EXERCISE GOAL
Copy out every line in the entries below that includes "toujours".

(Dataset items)
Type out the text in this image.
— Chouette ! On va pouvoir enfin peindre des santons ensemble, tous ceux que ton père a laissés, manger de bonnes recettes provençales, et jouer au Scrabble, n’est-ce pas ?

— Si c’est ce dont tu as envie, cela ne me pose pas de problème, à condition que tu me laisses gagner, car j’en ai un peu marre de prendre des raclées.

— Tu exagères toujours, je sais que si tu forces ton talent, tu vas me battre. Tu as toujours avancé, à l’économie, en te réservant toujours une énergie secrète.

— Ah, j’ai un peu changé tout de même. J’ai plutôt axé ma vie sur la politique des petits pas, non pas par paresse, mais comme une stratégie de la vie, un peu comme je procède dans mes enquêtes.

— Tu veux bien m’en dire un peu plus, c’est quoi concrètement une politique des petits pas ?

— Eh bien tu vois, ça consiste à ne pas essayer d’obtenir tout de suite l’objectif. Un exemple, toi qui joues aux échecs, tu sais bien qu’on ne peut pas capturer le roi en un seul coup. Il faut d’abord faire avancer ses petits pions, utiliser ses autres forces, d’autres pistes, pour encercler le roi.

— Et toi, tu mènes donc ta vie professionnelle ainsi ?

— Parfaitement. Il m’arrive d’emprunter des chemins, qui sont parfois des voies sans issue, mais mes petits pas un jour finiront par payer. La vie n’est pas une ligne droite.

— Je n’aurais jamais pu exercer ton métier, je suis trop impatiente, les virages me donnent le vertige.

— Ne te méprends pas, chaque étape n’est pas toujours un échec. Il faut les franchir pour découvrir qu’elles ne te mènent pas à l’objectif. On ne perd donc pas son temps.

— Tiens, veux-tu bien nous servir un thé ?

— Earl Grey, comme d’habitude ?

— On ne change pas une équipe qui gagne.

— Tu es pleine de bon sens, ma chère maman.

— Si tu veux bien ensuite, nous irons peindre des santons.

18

---

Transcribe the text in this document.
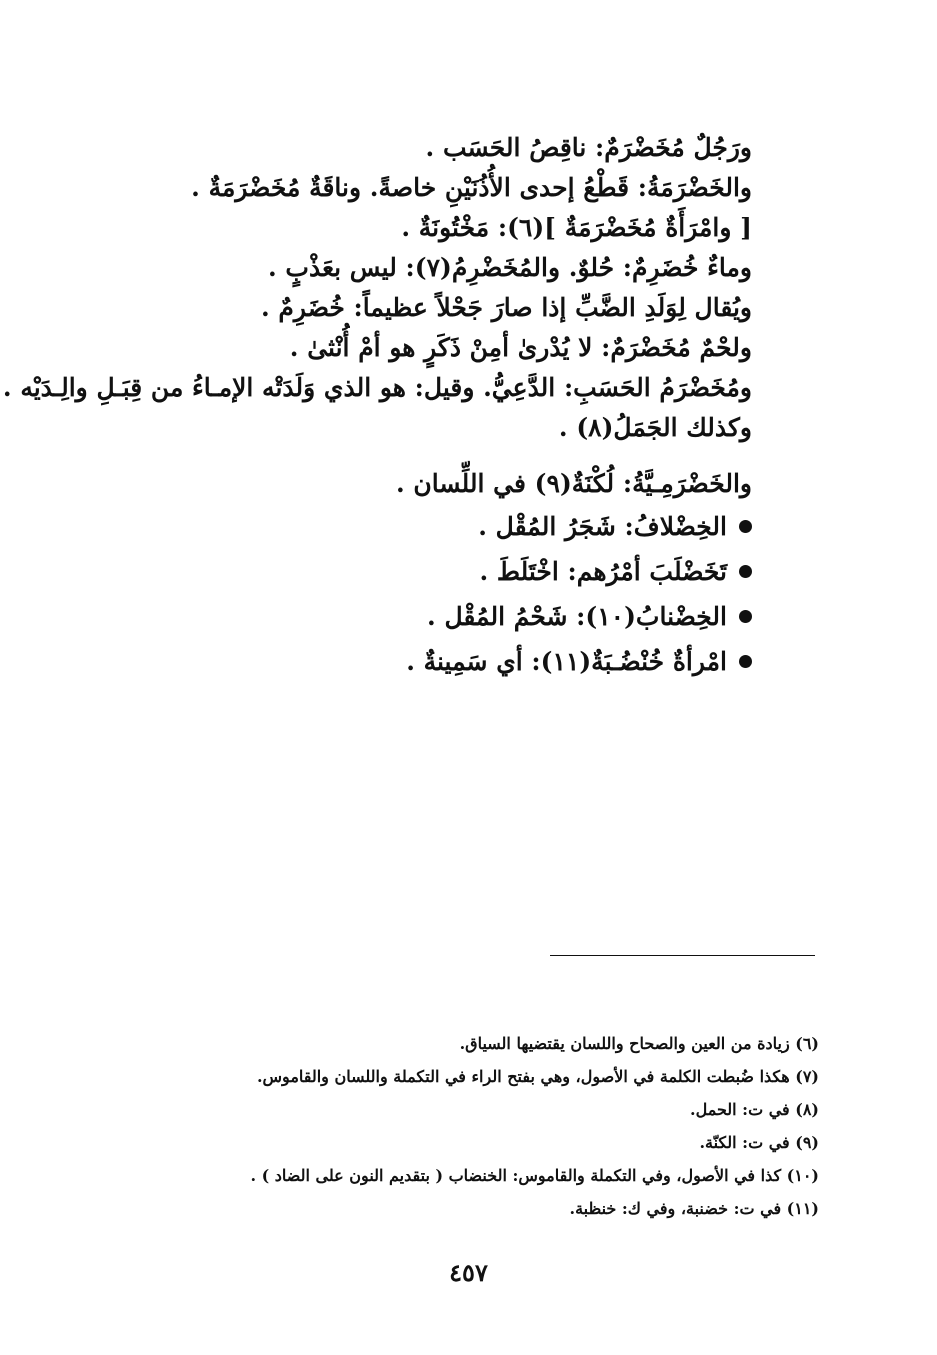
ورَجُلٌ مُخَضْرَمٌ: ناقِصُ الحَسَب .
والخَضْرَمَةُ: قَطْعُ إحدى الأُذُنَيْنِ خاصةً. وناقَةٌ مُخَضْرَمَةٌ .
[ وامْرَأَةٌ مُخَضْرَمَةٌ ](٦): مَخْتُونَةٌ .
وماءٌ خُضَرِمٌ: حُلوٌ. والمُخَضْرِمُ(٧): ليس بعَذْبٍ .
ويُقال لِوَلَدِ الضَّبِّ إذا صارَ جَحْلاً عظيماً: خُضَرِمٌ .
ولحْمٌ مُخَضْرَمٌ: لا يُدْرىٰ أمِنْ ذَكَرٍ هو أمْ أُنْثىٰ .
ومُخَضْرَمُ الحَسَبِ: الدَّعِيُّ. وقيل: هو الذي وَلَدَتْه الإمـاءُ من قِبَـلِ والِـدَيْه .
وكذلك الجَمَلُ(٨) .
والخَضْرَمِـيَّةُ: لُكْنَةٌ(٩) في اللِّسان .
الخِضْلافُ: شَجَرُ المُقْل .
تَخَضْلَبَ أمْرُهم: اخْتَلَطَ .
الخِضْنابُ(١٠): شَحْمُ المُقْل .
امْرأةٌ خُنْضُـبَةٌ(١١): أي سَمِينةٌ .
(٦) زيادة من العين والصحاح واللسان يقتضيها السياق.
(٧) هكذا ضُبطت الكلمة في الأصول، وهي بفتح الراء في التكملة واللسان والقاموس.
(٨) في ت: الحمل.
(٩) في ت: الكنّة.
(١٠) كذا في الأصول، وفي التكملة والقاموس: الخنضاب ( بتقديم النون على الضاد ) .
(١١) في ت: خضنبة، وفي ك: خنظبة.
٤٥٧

CORRECT RESPONSE
— Tu exagères toujours, je sais que si tu forces ton talent, tu vas me battre. Tu as toujours avancé, à l’économie, en te réservant toujours une énergie secrète.
— Ne te méprends pas, chaque étape n’est pas toujours un échec. Il faut les franchir pour découvrir qu’elles ne te mènent pas à l’objectif. On ne perd donc pas son temps.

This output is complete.